#### Goal
Pick out each line of the records in which the word "Board" appears.

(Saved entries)
· · · ·
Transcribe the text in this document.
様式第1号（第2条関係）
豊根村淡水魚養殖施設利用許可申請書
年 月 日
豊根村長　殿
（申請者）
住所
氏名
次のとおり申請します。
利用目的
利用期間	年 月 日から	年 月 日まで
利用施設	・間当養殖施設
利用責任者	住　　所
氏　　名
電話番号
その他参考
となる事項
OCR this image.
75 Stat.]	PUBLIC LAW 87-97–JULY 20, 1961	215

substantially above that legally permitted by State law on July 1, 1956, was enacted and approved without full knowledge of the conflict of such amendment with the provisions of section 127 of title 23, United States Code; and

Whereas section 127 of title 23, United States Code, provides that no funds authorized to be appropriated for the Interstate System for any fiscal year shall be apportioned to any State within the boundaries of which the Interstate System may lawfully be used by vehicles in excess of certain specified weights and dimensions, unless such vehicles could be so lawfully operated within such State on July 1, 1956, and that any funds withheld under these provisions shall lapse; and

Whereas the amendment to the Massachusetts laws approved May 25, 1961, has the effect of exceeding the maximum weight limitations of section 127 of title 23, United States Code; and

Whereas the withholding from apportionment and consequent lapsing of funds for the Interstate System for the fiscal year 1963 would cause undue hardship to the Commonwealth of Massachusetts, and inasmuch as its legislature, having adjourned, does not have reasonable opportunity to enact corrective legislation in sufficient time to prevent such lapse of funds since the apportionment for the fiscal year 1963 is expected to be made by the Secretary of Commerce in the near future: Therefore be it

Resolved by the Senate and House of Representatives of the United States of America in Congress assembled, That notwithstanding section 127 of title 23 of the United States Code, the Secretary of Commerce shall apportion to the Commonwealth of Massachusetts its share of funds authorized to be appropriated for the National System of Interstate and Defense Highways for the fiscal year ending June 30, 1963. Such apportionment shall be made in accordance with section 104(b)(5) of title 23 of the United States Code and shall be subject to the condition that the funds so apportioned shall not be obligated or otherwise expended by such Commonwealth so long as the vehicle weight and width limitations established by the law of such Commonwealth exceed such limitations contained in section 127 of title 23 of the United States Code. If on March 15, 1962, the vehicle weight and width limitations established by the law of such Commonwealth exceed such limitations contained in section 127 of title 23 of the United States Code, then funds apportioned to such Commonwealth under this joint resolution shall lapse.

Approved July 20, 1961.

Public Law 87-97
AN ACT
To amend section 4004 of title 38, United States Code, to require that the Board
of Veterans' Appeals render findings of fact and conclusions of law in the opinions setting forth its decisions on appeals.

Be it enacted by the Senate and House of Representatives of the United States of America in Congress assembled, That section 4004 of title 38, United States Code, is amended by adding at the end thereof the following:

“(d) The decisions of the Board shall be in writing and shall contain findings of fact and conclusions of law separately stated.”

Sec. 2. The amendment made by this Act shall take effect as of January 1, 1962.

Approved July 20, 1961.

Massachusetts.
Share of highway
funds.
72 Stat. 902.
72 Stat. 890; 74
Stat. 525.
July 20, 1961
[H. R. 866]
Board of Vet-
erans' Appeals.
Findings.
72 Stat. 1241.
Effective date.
· · · ·
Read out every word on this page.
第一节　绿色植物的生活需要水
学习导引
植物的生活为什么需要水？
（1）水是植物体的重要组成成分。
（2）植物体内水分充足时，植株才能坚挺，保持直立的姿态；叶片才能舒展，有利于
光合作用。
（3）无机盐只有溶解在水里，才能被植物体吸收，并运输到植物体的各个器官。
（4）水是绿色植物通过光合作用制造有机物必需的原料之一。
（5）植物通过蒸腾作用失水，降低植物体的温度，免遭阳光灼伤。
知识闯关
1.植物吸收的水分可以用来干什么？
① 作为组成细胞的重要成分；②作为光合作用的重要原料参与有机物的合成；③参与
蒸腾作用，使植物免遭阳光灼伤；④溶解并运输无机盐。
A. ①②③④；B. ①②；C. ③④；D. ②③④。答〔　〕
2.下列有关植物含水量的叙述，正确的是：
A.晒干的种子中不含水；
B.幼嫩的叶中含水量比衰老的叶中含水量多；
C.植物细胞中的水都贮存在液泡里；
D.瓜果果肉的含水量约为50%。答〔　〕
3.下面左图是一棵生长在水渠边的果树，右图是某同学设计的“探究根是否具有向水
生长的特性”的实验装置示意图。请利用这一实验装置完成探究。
· · · ·
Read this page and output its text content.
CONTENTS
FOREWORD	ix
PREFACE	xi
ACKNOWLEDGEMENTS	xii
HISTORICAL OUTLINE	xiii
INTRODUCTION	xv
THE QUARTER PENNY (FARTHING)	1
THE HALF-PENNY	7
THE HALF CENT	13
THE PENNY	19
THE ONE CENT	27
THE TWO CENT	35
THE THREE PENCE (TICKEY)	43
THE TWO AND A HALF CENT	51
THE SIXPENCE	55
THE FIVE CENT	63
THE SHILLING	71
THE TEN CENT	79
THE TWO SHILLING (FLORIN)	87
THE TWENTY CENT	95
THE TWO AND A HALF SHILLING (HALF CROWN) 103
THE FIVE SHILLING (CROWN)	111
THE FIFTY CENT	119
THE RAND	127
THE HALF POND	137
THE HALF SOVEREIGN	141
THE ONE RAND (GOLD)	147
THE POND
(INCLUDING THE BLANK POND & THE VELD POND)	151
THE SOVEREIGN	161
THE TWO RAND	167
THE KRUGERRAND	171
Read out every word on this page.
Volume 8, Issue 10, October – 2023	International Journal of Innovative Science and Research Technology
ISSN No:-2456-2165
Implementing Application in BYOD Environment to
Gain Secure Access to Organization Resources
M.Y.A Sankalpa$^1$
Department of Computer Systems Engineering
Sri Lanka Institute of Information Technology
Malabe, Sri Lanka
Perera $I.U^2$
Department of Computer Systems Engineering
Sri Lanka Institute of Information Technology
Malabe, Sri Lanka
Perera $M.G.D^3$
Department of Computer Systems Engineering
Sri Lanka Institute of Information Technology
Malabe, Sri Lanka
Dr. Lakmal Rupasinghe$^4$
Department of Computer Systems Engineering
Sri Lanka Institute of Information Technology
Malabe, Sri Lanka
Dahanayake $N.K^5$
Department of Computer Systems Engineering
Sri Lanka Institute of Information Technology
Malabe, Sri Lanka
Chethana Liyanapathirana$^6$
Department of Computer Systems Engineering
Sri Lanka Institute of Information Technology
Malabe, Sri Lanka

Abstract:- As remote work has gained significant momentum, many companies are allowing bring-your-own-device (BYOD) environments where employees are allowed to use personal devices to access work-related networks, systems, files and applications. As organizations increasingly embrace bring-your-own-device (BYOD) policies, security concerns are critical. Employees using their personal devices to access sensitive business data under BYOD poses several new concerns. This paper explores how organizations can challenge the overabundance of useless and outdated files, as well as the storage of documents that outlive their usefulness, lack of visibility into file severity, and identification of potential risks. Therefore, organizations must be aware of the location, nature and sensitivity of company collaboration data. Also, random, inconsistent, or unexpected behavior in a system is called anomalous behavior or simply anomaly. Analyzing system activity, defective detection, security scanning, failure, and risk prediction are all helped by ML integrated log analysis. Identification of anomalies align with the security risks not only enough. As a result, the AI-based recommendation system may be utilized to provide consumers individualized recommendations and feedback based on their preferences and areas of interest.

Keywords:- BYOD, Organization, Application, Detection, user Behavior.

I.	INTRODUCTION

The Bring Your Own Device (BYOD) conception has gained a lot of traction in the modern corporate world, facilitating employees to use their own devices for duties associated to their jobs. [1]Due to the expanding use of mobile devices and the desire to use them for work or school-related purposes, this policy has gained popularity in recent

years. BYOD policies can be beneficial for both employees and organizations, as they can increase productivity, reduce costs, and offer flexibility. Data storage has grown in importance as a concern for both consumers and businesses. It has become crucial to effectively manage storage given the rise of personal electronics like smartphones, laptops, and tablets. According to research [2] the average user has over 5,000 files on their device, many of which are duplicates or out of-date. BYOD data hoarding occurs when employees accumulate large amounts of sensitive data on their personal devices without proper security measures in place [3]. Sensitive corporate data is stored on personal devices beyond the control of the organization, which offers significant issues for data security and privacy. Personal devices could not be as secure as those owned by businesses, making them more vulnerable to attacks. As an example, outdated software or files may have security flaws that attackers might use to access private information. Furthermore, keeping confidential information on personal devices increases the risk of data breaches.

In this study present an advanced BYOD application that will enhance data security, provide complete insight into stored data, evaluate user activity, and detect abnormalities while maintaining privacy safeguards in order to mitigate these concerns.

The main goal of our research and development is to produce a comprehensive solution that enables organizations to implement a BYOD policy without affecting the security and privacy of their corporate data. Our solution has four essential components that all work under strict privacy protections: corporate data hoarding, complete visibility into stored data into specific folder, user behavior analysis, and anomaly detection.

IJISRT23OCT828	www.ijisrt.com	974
· · · ·
#### The answer
To amend section 4004 of title 38, United States Code, to require that the Board
“(d) The decisions of the Board shall be in writing and shall contain findings of fact and conclusions of law separately stated.”
Board of Vet-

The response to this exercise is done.